**** SUPPLIED RECORDS ****
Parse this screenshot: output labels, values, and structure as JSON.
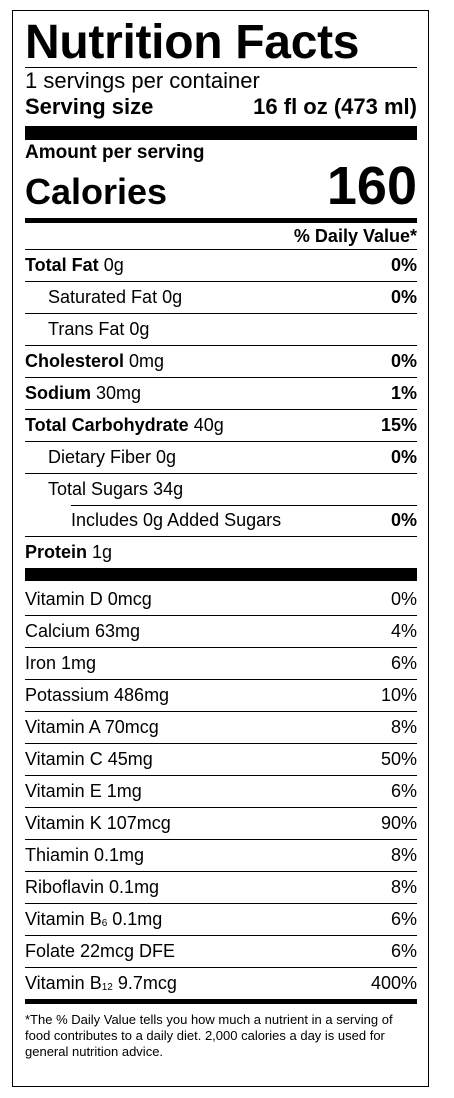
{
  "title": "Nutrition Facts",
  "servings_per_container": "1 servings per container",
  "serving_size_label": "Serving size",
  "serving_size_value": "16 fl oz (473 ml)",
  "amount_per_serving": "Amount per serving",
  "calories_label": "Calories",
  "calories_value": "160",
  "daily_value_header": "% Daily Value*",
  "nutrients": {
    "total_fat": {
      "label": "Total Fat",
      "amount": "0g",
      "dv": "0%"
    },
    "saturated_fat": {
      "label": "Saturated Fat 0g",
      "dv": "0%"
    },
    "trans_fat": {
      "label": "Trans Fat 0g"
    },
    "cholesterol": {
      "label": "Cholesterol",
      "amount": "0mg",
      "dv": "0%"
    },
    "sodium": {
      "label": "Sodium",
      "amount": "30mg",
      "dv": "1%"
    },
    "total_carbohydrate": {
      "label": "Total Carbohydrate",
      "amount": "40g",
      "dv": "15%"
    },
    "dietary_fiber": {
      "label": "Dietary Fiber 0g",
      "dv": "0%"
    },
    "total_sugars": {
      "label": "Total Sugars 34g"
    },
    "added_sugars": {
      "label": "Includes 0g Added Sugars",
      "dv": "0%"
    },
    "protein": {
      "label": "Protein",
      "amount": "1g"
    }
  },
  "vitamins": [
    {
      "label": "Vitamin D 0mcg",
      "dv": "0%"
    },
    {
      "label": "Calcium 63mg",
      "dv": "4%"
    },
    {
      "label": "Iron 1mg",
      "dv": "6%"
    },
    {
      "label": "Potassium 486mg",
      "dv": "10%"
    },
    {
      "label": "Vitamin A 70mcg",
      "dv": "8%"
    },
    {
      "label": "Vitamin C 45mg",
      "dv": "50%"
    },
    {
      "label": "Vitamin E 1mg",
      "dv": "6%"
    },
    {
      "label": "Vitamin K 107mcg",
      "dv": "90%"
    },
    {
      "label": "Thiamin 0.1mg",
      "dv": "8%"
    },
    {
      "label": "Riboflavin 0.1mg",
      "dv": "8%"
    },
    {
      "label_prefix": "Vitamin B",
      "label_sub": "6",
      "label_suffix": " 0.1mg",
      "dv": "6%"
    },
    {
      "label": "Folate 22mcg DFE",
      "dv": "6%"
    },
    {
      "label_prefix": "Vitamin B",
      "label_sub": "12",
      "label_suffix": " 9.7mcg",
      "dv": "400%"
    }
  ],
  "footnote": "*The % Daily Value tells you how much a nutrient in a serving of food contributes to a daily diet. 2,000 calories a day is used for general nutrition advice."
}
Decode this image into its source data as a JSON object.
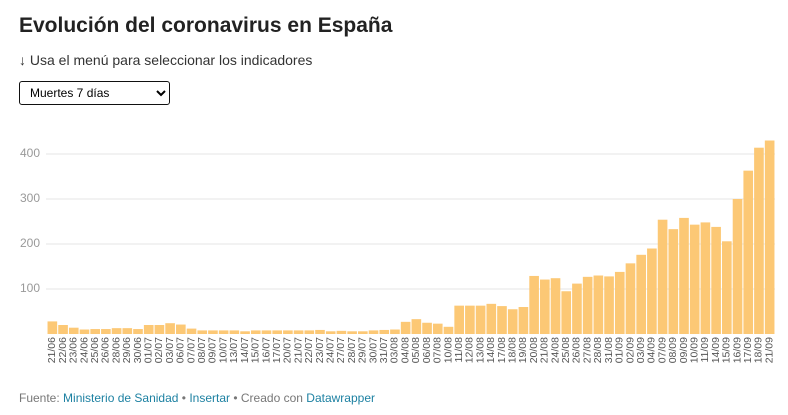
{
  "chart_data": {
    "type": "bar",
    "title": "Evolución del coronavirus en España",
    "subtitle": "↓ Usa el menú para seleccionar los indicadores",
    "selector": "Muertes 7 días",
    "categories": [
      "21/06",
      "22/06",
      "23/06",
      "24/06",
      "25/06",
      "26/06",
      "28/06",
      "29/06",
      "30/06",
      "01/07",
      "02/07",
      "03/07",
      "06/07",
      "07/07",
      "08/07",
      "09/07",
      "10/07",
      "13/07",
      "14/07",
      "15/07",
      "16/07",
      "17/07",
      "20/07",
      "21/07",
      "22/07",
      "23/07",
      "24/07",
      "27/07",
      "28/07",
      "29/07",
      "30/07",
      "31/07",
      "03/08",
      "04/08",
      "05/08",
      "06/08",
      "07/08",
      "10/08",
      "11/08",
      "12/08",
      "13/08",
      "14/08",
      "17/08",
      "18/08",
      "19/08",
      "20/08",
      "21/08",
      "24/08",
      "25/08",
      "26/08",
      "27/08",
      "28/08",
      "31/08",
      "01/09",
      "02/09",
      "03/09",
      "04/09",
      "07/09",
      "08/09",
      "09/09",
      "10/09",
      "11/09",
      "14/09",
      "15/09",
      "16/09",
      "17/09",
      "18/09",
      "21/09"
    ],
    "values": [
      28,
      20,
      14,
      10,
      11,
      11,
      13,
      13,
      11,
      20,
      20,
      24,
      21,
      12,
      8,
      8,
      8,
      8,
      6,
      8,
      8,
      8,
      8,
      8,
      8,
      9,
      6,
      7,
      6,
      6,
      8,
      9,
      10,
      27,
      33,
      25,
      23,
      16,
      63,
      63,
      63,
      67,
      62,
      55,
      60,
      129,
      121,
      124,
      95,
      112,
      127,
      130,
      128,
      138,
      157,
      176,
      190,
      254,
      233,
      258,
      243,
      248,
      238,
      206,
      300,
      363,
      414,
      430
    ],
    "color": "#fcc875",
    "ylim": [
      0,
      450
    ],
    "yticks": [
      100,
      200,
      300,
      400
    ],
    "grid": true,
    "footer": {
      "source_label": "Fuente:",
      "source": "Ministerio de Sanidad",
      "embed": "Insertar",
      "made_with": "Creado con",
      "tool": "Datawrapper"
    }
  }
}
****
Take the records above and transcribe them exactly, dropping every picture.

Parse this screenshot: output labels, values, and structure as JSON.
{
  "title": "Nutrition Facts",
  "servings_per_container": "1 servings per container",
  "serving_size_label": "Serving size",
  "serving_size_value": "16 fl oz (473 ml)",
  "amount_per_serving": "Amount per serving",
  "calories_label": "Calories",
  "calories_value": "160",
  "daily_value_header": "% Daily Value*",
  "nutrients": {
    "total_fat": {
      "label": "Total Fat",
      "amount": "0g",
      "dv": "0%"
    },
    "saturated_fat": {
      "label": "Saturated Fat 0g",
      "dv": "0%"
    },
    "trans_fat": {
      "label": "Trans Fat 0g"
    },
    "cholesterol": {
      "label": "Cholesterol",
      "amount": "0mg",
      "dv": "0%"
    },
    "sodium": {
      "label": "Sodium",
      "amount": "30mg",
      "dv": "1%"
    },
    "total_carbohydrate": {
      "label": "Total Carbohydrate",
      "amount": "40g",
      "dv": "15%"
    },
    "dietary_fiber": {
      "label": "Dietary Fiber 0g",
      "dv": "0%"
    },
    "total_sugars": {
      "label": "Total Sugars 34g"
    },
    "added_sugars": {
      "label": "Includes 0g Added Sugars",
      "dv": "0%"
    },
    "protein": {
      "label": "Protein",
      "amount": "1g"
    }
  },
  "vitamins": [
    {
      "label": "Vitamin D 0mcg",
      "dv": "0%"
    },
    {
      "label": "Calcium 63mg",
      "dv": "4%"
    },
    {
      "label": "Iron 1mg",
      "dv": "6%"
    },
    {
      "label": "Potassium 486mg",
      "dv": "10%"
    },
    {
      "label": "Vitamin A 70mcg",
      "dv": "8%"
    },
    {
      "label": "Vitamin C 45mg",
      "dv": "50%"
    },
    {
      "label": "Vitamin E 1mg",
      "dv": "6%"
    },
    {
      "label": "Vitamin K 107mcg",
      "dv": "90%"
    },
    {
      "label": "Thiamin 0.1mg",
      "dv": "8%"
    },
    {
      "label": "Riboflavin 0.1mg",
      "dv": "8%"
    },
    {
      "label_prefix": "Vitamin B",
      "label_sub": "6",
      "label_suffix": " 0.1mg",
      "dv": "6%"
    },
    {
      "label": "Folate 22mcg DFE",
      "dv": "6%"
    },
    {
      "label_prefix": "Vitamin B",
      "label_sub": "12",
      "label_suffix": " 9.7mcg",
      "dv": "400%"
    }
  ],
  "footnote": "*The % Daily Value tells you how much a nutrient in a serving of food contributes to a daily diet. 2,000 calories a day is used for general nutrition advice."
}
Decode this image into its source data as a JSON object.
{
  "chart_data": {
    "type": "bar",
    "title": "Evolución del coronavirus en España",
    "subtitle": "↓ Usa el menú para seleccionar los indicadores",
    "selector": "Muertes 7 días",
    "categories": [
      "21/06",
      "22/06",
      "23/06",
      "24/06",
      "25/06",
      "26/06",
      "28/06",
      "29/06",
      "30/06",
      "01/07",
      "02/07",
      "03/07",
      "06/07",
      "07/07",
      "08/07",
      "09/07",
      "10/07",
      "13/07",
      "14/07",
      "15/07",
      "16/07",
      "17/07",
      "20/07",
      "21/07",
      "22/07",
      "23/07",
      "24/07",
      "27/07",
      "28/07",
      "29/07",
      "30/07",
      "31/07",
      "03/08",
      "04/08",
      "05/08",
      "06/08",
      "07/08",
      "10/08",
      "11/08",
      "12/08",
      "13/08",
      "14/08",
      "17/08",
      "18/08",
      "19/08",
      "20/08",
      "21/08",
      "24/08",
      "25/08",
      "26/08",
      "27/08",
      "28/08",
      "31/08",
      "01/09",
      "02/09",
      "03/09",
      "04/09",
      "07/09",
      "08/09",
      "09/09",
      "10/09",
      "11/09",
      "14/09",
      "15/09",
      "16/09",
      "17/09",
      "18/09",
      "21/09"
    ],
    "values": [
      28,
      20,
      14,
      10,
      11,
      11,
      13,
      13,
      11,
      20,
      20,
      24,
      21,
      12,
      8,
      8,
      8,
      8,
      6,
      8,
      8,
      8,
      8,
      8,
      8,
      9,
      6,
      7,
      6,
      6,
      8,
      9,
      10,
      27,
      33,
      25,
      23,
      16,
      63,
      63,
      63,
      67,
      62,
      55,
      60,
      129,
      121,
      124,
      95,
      112,
      127,
      130,
      128,
      138,
      157,
      176,
      190,
      254,
      233,
      258,
      243,
      248,
      238,
      206,
      300,
      363,
      414,
      430
    ],
    "color": "#fcc875",
    "ylim": [
      0,
      450
    ],
    "yticks": [
      100,
      200,
      300,
      400
    ],
    "grid": true,
    "footer": {
      "source_label": "Fuente:",
      "source": "Ministerio de Sanidad",
      "embed": "Insertar",
      "made_with": "Creado con",
      "tool": "Datawrapper"
    }
  }
}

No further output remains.